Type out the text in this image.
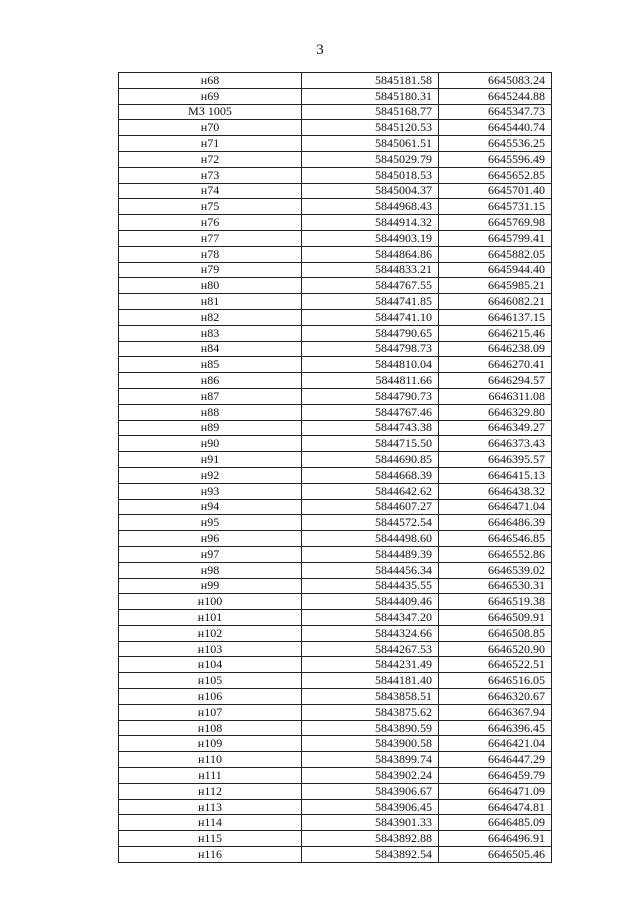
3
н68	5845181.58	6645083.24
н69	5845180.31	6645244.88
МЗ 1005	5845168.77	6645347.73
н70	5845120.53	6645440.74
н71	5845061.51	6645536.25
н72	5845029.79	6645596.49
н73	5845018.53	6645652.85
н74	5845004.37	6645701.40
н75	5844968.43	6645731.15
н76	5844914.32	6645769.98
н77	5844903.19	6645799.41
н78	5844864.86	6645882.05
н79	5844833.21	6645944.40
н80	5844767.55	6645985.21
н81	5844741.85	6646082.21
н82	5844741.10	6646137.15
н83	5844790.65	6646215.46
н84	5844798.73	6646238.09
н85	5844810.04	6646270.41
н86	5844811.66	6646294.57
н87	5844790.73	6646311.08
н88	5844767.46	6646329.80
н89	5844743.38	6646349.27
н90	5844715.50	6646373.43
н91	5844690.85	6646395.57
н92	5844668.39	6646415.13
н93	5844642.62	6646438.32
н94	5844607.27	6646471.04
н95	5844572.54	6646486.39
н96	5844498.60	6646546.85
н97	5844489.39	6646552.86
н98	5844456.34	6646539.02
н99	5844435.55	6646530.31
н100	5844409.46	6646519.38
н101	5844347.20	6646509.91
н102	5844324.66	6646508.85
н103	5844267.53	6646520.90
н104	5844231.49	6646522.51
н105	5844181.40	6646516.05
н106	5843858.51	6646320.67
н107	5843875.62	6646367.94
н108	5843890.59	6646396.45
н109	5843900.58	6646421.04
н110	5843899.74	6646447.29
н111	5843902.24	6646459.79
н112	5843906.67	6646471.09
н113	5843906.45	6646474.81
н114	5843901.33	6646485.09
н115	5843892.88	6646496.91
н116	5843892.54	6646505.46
────────────────────
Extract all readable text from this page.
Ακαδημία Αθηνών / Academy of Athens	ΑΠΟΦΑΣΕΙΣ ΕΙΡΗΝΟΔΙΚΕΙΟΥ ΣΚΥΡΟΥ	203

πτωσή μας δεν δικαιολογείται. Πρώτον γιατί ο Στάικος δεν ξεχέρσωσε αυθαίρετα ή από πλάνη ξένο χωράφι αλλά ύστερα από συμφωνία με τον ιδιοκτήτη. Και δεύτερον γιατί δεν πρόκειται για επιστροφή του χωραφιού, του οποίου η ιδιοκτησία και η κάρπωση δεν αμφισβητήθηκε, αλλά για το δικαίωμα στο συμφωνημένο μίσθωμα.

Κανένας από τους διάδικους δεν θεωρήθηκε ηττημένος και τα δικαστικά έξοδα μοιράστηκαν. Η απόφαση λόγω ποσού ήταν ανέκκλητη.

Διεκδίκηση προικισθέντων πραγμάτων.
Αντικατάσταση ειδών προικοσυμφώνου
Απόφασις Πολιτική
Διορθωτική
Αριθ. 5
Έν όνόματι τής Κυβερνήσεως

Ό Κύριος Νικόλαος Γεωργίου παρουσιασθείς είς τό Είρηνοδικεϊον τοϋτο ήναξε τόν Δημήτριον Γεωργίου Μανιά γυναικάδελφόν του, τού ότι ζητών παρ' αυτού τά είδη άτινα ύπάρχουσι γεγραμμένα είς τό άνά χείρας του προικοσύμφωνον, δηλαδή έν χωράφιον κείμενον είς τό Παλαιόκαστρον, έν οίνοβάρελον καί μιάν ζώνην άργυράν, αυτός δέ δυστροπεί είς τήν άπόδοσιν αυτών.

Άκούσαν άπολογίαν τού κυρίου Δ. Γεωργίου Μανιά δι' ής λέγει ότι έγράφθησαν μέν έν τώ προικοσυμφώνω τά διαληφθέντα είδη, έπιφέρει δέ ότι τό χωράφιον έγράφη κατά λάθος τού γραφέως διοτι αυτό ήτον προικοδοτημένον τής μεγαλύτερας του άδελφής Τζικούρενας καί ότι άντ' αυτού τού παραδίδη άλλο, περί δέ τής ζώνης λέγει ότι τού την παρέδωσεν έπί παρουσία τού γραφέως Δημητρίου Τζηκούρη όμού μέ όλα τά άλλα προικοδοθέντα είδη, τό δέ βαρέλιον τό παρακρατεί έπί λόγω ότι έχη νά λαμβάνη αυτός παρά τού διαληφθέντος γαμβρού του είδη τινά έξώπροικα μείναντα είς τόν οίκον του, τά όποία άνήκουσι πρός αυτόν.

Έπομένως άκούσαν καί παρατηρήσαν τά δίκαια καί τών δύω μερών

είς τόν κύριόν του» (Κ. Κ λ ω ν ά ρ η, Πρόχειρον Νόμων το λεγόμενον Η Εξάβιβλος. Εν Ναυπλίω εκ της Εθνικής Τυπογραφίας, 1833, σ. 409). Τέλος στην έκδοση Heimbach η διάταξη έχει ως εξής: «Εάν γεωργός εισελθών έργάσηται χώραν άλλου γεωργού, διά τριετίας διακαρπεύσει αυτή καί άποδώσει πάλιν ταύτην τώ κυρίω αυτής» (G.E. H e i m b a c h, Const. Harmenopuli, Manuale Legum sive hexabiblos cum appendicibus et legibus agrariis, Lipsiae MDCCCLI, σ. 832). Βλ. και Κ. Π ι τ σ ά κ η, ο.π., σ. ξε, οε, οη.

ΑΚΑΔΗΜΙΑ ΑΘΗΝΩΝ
────────────────────
Problem details> Where a line of the records above holds the word "λόγω", copy that line.

Full response>
Κανένας από τους διάδικους δεν θεωρήθηκε ηττημένος και τα δικαστικά έξοδα μοιράστηκαν. Η απόφαση λόγω ποσού ήταν ανέκκλητη.
Άκούσαν άπολογίαν τού κυρίου Δ. Γεωργίου Μανιά δι' ής λέγει ότι έγράφθησαν μέν έν τώ προικοσυμφώνω τά διαληφθέντα είδη, έπιφέρει δέ ότι τό χωράφιον έγράφη κατά λάθος τού γραφέως διοτι αυτό ήτον προικοδοτημένον τής μεγαλύτερας του άδελφής Τζικούρενας καί ότι άντ' αυτού τού παραδίδη άλλο, περί δέ τής ζώνης λέγει ότι τού την παρέδωσεν έπί παρουσία τού γραφέως Δημητρίου Τζηκούρη όμού μέ όλα τά άλλα προικοδοθέντα είδη, τό δέ βαρέλιον τό παρακρατεί έπί λόγω ότι έχη νά λαμβάνη αυτός παρά τού διαληφθέντος γαμβρού του είδη τινά έξώπροικα μείναντα είς τόν οίκον του, τά όποία άνήκουσι πρός αυτόν.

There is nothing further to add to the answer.